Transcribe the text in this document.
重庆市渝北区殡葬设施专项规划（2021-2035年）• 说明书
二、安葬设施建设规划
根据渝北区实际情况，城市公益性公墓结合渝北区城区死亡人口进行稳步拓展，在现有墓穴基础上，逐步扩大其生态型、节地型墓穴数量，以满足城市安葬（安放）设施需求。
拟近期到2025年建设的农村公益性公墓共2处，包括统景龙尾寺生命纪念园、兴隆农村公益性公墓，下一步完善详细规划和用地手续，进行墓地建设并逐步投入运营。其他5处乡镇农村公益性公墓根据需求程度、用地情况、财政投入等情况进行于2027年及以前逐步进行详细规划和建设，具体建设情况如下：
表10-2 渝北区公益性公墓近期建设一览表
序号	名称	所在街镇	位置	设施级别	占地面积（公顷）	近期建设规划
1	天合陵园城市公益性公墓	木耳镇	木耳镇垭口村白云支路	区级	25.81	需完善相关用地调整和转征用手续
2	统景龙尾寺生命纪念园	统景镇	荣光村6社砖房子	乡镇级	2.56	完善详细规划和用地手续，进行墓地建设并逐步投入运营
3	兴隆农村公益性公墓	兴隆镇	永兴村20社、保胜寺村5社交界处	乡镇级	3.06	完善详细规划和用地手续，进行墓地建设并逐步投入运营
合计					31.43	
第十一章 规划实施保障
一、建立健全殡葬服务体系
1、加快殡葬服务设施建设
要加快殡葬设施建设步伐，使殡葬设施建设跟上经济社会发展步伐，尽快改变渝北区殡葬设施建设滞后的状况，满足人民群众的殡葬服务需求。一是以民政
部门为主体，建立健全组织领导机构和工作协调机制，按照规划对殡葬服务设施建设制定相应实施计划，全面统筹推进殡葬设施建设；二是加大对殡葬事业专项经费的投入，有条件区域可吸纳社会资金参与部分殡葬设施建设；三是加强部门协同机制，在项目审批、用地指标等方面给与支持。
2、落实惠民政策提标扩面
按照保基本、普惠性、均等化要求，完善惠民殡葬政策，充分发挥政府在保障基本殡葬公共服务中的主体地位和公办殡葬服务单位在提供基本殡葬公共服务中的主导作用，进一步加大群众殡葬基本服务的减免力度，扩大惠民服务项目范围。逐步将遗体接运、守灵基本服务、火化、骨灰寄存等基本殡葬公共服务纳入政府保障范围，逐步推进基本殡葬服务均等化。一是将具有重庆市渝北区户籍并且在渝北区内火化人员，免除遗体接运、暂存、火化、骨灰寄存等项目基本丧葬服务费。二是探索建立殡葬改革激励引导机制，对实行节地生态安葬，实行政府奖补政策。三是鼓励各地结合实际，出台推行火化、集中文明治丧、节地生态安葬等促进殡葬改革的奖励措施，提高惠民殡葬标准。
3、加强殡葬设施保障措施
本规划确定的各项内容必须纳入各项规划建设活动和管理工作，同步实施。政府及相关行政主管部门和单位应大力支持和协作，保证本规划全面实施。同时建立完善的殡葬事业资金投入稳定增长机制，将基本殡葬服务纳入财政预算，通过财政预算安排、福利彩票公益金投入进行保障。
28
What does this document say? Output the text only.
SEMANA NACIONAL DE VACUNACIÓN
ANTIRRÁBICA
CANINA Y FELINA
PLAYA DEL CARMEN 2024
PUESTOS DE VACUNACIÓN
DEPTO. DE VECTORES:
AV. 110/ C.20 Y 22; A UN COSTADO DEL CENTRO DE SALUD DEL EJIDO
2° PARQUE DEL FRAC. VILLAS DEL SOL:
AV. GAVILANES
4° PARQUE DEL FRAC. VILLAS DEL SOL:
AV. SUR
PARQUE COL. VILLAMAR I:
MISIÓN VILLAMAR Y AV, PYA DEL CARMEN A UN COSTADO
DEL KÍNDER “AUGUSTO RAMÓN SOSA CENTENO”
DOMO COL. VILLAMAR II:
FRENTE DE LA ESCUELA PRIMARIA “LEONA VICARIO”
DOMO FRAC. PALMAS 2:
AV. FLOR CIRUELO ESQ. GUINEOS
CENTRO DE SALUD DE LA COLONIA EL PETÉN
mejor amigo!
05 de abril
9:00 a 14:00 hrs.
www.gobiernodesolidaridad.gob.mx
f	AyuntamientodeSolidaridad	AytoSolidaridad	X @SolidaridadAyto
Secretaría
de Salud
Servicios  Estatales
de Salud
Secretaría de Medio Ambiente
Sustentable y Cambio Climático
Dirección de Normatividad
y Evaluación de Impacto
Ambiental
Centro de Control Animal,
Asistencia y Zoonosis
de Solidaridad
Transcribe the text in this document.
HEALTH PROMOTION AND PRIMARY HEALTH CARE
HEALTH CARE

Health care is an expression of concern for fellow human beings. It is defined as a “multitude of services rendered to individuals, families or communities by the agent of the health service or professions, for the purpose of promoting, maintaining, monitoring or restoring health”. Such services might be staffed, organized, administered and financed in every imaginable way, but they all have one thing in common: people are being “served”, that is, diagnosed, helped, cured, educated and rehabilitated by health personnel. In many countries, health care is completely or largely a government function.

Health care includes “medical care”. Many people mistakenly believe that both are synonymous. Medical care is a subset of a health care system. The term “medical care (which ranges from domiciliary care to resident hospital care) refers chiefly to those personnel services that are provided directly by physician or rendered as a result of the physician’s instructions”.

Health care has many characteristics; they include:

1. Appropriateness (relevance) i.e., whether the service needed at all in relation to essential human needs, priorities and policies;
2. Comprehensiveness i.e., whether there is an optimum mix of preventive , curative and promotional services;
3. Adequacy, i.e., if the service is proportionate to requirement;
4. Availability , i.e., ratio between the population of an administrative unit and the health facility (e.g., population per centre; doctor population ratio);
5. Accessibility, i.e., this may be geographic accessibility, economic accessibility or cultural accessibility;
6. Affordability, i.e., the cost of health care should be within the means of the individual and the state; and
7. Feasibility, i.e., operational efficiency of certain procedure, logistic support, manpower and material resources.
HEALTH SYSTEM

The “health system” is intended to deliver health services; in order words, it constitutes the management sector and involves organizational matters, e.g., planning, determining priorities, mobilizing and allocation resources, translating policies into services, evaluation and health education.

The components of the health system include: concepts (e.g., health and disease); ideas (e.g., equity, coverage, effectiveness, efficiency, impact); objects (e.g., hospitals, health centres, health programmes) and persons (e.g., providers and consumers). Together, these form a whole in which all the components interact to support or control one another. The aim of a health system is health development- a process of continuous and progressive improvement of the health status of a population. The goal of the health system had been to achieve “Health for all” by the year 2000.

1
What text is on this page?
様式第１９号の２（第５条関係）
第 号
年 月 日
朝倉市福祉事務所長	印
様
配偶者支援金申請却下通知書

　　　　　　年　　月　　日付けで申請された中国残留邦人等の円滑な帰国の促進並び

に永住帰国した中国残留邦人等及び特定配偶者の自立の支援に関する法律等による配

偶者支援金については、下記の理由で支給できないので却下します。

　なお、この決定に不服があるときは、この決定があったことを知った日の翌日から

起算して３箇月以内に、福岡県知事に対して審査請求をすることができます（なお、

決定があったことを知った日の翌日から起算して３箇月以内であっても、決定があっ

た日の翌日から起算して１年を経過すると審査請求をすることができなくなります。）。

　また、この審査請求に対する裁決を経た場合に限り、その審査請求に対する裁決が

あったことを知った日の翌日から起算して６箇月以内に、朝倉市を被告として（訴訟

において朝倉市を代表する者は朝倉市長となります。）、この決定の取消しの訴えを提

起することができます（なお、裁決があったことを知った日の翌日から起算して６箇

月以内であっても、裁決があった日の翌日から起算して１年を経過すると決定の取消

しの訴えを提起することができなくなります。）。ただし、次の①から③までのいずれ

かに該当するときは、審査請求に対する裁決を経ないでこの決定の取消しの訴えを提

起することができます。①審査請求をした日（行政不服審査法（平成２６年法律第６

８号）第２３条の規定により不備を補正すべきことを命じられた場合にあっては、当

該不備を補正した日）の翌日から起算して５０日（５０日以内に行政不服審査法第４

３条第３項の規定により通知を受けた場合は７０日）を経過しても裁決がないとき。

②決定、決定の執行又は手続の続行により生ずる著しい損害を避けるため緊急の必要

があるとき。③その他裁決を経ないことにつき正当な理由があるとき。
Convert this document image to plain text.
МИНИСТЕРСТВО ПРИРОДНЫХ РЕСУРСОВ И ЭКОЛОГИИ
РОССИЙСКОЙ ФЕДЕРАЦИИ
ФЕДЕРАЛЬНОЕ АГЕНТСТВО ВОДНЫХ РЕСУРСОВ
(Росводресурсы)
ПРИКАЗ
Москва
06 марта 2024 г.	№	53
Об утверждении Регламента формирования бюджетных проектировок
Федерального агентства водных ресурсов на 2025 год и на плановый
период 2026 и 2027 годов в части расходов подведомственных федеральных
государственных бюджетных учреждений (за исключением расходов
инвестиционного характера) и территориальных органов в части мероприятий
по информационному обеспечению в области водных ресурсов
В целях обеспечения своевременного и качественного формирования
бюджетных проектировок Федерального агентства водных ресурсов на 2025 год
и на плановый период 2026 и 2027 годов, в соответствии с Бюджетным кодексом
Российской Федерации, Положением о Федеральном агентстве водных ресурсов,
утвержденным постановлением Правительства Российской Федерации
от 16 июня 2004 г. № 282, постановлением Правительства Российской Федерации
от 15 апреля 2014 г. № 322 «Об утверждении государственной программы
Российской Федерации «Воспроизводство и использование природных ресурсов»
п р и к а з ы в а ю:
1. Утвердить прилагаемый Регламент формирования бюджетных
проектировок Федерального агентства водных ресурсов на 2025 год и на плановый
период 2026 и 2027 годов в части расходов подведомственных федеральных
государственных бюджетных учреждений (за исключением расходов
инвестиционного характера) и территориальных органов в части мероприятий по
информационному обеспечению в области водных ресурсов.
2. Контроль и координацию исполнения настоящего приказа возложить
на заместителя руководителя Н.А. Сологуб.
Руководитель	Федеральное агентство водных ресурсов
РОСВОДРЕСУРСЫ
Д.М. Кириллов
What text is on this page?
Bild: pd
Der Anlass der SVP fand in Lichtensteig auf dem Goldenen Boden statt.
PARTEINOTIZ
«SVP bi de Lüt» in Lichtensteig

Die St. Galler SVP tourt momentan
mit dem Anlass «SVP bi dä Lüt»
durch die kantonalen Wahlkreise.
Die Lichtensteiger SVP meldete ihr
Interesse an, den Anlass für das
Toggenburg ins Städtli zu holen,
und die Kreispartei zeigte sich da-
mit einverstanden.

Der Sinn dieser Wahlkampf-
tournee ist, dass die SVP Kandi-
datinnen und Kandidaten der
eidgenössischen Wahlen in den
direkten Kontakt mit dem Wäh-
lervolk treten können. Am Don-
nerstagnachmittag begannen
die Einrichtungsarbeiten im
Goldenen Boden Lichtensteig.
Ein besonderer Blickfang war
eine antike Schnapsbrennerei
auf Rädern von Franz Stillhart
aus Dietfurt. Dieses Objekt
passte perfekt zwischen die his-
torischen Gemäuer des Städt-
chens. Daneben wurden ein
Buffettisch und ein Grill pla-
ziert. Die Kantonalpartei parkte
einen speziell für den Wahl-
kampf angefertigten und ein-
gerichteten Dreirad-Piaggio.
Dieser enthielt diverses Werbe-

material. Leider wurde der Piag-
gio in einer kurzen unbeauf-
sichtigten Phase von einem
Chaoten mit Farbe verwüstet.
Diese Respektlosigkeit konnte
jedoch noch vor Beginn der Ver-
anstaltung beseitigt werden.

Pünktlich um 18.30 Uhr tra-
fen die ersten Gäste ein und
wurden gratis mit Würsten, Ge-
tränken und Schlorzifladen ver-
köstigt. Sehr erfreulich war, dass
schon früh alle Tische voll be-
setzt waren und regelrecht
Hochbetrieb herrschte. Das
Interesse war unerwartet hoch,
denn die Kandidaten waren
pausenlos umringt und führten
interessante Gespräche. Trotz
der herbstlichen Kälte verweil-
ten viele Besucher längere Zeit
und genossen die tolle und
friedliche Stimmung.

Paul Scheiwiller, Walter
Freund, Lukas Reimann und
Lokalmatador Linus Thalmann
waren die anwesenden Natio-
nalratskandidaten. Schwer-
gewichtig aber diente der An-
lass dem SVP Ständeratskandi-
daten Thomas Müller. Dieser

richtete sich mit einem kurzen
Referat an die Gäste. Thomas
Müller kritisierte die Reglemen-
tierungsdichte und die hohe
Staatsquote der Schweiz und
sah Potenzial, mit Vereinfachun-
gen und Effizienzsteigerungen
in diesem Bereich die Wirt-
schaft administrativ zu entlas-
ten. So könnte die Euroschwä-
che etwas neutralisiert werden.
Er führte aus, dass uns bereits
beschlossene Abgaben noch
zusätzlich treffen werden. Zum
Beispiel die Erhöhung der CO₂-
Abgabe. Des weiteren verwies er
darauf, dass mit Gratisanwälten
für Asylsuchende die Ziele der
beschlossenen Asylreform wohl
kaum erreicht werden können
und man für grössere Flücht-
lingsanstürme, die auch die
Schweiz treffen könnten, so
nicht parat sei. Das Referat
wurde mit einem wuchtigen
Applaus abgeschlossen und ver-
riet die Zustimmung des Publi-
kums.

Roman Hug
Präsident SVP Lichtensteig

* * * *

_REQUEST_: Copy every line of the records above that holds the word "priorities".

_REPLY_:
1. Appropriateness (relevance) i.e., whether the service needed at all in relation to essential human needs, priorities and policies;
The “health system” is intended to deliver health services; in order words, it constitutes the management sector and involves organizational matters, e.g., planning, determining priorities, mobilizing and allocation resources, translating policies into services, evaluation and health education.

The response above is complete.